====== INPUT FOR THIS TASK

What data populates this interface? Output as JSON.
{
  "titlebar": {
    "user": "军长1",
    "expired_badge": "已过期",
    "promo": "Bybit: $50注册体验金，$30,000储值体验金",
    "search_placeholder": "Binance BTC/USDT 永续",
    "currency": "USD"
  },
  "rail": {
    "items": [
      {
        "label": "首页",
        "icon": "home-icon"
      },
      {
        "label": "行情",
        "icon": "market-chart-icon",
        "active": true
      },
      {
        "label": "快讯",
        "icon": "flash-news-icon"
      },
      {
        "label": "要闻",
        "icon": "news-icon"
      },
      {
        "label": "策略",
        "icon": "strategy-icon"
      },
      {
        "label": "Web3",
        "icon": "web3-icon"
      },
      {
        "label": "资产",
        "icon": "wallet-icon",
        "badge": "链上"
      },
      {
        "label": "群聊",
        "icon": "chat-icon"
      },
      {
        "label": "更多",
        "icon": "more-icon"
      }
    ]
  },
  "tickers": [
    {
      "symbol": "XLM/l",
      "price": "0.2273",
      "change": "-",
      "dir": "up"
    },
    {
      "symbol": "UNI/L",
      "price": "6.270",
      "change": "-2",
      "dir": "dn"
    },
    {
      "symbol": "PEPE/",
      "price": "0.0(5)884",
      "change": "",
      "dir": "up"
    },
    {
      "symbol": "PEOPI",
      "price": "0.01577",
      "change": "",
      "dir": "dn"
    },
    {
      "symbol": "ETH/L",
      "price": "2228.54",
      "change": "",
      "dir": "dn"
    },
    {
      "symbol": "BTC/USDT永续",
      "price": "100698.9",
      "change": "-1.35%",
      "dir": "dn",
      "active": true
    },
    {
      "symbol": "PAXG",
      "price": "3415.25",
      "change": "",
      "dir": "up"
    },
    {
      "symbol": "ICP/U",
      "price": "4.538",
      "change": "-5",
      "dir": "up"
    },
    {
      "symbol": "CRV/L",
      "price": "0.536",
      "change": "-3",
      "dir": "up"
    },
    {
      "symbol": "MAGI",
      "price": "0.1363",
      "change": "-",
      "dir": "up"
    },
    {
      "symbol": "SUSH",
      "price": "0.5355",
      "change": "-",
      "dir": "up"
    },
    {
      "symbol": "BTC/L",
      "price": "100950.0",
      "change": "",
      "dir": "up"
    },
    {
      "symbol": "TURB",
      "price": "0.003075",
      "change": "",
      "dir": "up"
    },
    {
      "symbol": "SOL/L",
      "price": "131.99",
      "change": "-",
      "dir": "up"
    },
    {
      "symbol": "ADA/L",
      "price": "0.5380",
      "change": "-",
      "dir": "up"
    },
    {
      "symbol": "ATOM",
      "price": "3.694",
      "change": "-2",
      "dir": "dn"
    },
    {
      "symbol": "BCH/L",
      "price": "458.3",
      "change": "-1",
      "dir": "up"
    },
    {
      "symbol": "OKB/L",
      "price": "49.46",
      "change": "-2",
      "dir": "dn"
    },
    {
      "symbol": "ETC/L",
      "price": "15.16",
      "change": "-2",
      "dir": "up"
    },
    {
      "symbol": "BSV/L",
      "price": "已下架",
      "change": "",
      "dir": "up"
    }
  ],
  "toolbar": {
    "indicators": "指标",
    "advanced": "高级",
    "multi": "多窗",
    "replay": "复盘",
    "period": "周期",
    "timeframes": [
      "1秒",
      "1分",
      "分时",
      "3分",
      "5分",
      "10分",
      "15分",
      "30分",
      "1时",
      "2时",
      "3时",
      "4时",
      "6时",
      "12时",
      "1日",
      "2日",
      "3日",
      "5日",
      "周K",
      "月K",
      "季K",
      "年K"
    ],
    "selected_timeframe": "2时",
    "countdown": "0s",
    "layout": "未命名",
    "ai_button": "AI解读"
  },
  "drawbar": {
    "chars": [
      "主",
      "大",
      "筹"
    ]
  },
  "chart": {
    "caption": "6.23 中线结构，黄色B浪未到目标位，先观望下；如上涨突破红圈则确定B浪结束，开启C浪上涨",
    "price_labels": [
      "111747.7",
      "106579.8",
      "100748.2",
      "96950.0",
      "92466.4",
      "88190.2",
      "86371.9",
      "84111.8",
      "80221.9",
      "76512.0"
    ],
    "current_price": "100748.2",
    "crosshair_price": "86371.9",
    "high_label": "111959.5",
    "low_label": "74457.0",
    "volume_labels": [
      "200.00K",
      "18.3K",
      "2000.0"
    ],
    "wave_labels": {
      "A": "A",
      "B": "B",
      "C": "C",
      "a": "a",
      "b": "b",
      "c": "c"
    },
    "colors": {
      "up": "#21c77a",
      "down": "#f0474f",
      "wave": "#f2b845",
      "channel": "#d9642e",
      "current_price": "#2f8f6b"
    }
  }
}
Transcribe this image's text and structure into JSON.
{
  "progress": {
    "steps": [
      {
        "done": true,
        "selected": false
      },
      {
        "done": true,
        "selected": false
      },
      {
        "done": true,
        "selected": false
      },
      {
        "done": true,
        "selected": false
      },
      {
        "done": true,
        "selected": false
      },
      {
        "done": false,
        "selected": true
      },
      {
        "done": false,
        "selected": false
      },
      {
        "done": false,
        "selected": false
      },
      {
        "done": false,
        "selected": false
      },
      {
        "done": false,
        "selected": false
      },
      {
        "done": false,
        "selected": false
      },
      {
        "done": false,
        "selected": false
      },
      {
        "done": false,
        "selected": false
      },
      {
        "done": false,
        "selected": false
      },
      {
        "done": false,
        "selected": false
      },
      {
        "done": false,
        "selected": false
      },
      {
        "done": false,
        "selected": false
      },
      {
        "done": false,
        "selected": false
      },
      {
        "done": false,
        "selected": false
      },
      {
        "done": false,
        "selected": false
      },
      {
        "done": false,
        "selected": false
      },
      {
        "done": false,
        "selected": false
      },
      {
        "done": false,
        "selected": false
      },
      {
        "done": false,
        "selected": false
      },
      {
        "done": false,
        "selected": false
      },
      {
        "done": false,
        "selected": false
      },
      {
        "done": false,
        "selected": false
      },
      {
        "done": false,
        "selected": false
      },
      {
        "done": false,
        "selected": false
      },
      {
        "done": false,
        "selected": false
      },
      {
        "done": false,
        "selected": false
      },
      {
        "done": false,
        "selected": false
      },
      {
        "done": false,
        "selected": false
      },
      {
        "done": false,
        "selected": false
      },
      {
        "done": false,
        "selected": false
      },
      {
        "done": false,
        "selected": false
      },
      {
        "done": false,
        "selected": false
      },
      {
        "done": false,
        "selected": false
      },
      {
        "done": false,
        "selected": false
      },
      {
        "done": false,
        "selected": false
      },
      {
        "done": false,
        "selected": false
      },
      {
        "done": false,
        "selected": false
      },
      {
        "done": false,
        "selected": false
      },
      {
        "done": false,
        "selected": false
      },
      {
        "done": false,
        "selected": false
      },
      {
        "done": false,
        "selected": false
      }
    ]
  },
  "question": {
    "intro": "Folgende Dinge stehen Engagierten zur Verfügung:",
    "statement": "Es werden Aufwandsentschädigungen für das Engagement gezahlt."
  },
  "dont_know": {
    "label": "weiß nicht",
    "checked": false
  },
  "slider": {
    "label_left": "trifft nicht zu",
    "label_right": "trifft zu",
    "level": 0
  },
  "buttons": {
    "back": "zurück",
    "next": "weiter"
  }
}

============

[WHAT IS NEEDED]
The records above should be restated word for word, please.

[RESPONSE FOR THIS EXERCISE]
What data populates this interface? Output as JSON.
{
  "titlebar": {
    "user": "军长1",
    "expired_badge": "已过期",
    "promo": "Bybit: $50注册体验金，$30,000储值体验金",
    "search_placeholder": "Binance BTC/USDT 永续",
    "currency": "USD"
  },
  "rail": {
    "items": [
      {
        "label": "首页",
        "icon": "home-icon"
      },
      {
        "label": "行情",
        "icon": "market-chart-icon",
        "active": true
      },
      {
        "label": "快讯",
        "icon": "flash-news-icon"
      },
      {
        "label": "要闻",
        "icon": "news-icon"
      },
      {
        "label": "策略",
        "icon": "strategy-icon"
      },
      {
        "label": "Web3",
        "icon": "web3-icon"
      },
      {
        "label": "资产",
        "icon": "wallet-icon",
        "badge": "链上"
      },
      {
        "label": "群聊",
        "icon": "chat-icon"
      },
      {
        "label": "更多",
        "icon": "more-icon"
      }
    ]
  },
  "tickers": [
    {
      "symbol": "XLM/l",
      "price": "0.2273",
      "change": "-",
      "dir": "up"
    },
    {
      "symbol": "UNI/L",
      "price": "6.270",
      "change": "-2",
      "dir": "dn"
    },
    {
      "symbol": "PEPE/",
      "price": "0.0(5)884",
      "change": "",
      "dir": "up"
    },
    {
      "symbol": "PEOPI",
      "price": "0.01577",
      "change": "",
      "dir": "dn"
    },
    {
      "symbol": "ETH/L",
      "price": "2228.54",
      "change": "",
      "dir": "dn"
    },
    {
      "symbol": "BTC/USDT永续",
      "price": "100698.9",
      "change": "-1.35%",
      "dir": "dn",
      "active": true
    },
    {
      "symbol": "PAXG",
      "price": "3415.25",
      "change": "",
      "dir": "up"
    },
    {
      "symbol": "ICP/U",
      "price": "4.538",
      "change": "-5",
      "dir": "up"
    },
    {
      "symbol": "CRV/L",
      "price": "0.536",
      "change": "-3",
      "dir": "up"
    },
    {
      "symbol": "MAGI",
      "price": "0.1363",
      "change": "-",
      "dir": "up"
    },
    {
      "symbol": "SUSH",
      "price": "0.5355",
      "change": "-",
      "dir": "up"
    },
    {
      "symbol": "BTC/L",
      "price": "100950.0",
      "change": "",
      "dir": "up"
    },
    {
      "symbol": "TURB",
      "price": "0.003075",
      "change": "",
      "dir": "up"
    },
    {
      "symbol": "SOL/L",
      "price": "131.99",
      "change": "-",
      "dir": "up"
    },
    {
      "symbol": "ADA/L",
      "price": "0.5380",
      "change": "-",
      "dir": "up"
    },
    {
      "symbol": "ATOM",
      "price": "3.694",
      "change": "-2",
      "dir": "dn"
    },
    {
      "symbol": "BCH/L",
      "price": "458.3",
      "change": "-1",
      "dir": "up"
    },
    {
      "symbol": "OKB/L",
      "price": "49.46",
      "change": "-2",
      "dir": "dn"
    },
    {
      "symbol": "ETC/L",
      "price": "15.16",
      "change": "-2",
      "dir": "up"
    },
    {
      "symbol": "BSV/L",
      "price": "已下架",
      "change": "",
      "dir": "up"
    }
  ],
  "toolbar": {
    "indicators": "指标",
    "advanced": "高级",
    "multi": "多窗",
    "replay": "复盘",
    "period": "周期",
    "timeframes": [
      "1秒",
      "1分",
      "分时",
      "3分",
      "5分",
      "10分",
      "15分",
      "30分",
      "1时",
      "2时",
      "3时",
      "4时",
      "6时",
      "12时",
      "1日",
      "2日",
      "3日",
      "5日",
      "周K",
      "月K",
      "季K",
      "年K"
    ],
    "selected_timeframe": "2时",
    "countdown": "0s",
    "layout": "未命名",
    "ai_button": "AI解读"
  },
  "drawbar": {
    "chars": [
      "主",
      "大",
      "筹"
    ]
  },
  "chart": {
    "caption": "6.23 中线结构，黄色B浪未到目标位，先观望下；如上涨突破红圈则确定B浪结束，开启C浪上涨",
    "price_labels": [
      "111747.7",
      "106579.8",
      "100748.2",
      "96950.0",
      "92466.4",
      "88190.2",
      "86371.9",
      "84111.8",
      "80221.9",
      "76512.0"
    ],
    "current_price": "100748.2",
    "crosshair_price": "86371.9",
    "high_label": "111959.5",
    "low_label": "74457.0",
    "volume_labels": [
      "200.00K",
      "18.3K",
      "2000.0"
    ],
    "wave_labels": {
      "A": "A",
      "B": "B",
      "C": "C",
      "a": "a",
      "b": "b",
      "c": "c"
    },
    "colors": {
      "up": "#21c77a",
      "down": "#f0474f",
      "wave": "#f2b845",
      "channel": "#d9642e",
      "current_price": "#2f8f6b"
    }
  }
}
Transcribe this image's text and structure into JSON.
{
  "progress": {
    "steps": [
      {
        "done": true,
        "selected": false
      },
      {
        "done": true,
        "selected": false
      },
      {
        "done": true,
        "selected": false
      },
      {
        "done": true,
        "selected": false
      },
      {
        "done": true,
        "selected": false
      },
      {
        "done": false,
        "selected": true
      },
      {
        "done": false,
        "selected": false
      },
      {
        "done": false,
        "selected": false
      },
      {
        "done": false,
        "selected": false
      },
      {
        "done": false,
        "selected": false
      },
      {
        "done": false,
        "selected": false
      },
      {
        "done": false,
        "selected": false
      },
      {
        "done": false,
        "selected": false
      },
      {
        "done": false,
        "selected": false
      },
      {
        "done": false,
        "selected": false
      },
      {
        "done": false,
        "selected": false
      },
      {
        "done": false,
        "selected": false
      },
      {
        "done": false,
        "selected": false
      },
      {
        "done": false,
        "selected": false
      },
      {
        "done": false,
        "selected": false
      },
      {
        "done": false,
        "selected": false
      },
      {
        "done": false,
        "selected": false
      },
      {
        "done": false,
        "selected": false
      },
      {
        "done": false,
        "selected": false
      },
      {
        "done": false,
        "selected": false
      },
      {
        "done": false,
        "selected": false
      },
      {
        "done": false,
        "selected": false
      },
      {
        "done": false,
        "selected": false
      },
      {
        "done": false,
        "selected": false
      },
      {
        "done": false,
        "selected": false
      },
      {
        "done": false,
        "selected": false
      },
      {
        "done": false,
        "selected": false
      },
      {
        "done": false,
        "selected": false
      },
      {
        "done": false,
        "selected": false
      },
      {
        "done": false,
        "selected": false
      },
      {
        "done": false,
        "selected": false
      },
      {
        "done": false,
        "selected": false
      },
      {
        "done": false,
        "selected": false
      },
      {
        "done": false,
        "selected": false
      },
      {
        "done": false,
        "selected": false
      },
      {
        "done": false,
        "selected": false
      },
      {
        "done": false,
        "selected": false
      },
      {
        "done": false,
        "selected": false
      },
      {
        "done": false,
        "selected": false
      },
      {
        "done": false,
        "selected": false
      },
      {
        "done": false,
        "selected": false
      }
    ]
  },
  "question": {
    "intro": "Folgende Dinge stehen Engagierten zur Verfügung:",
    "statement": "Es werden Aufwandsentschädigungen für das Engagement gezahlt."
  },
  "dont_know": {
    "label": "weiß nicht",
    "checked": false
  },
  "slider": {
    "label_left": "trifft nicht zu",
    "label_right": "trifft zu",
    "level": 0
  },
  "buttons": {
    "back": "zurück",
    "next": "weiter"
  }
}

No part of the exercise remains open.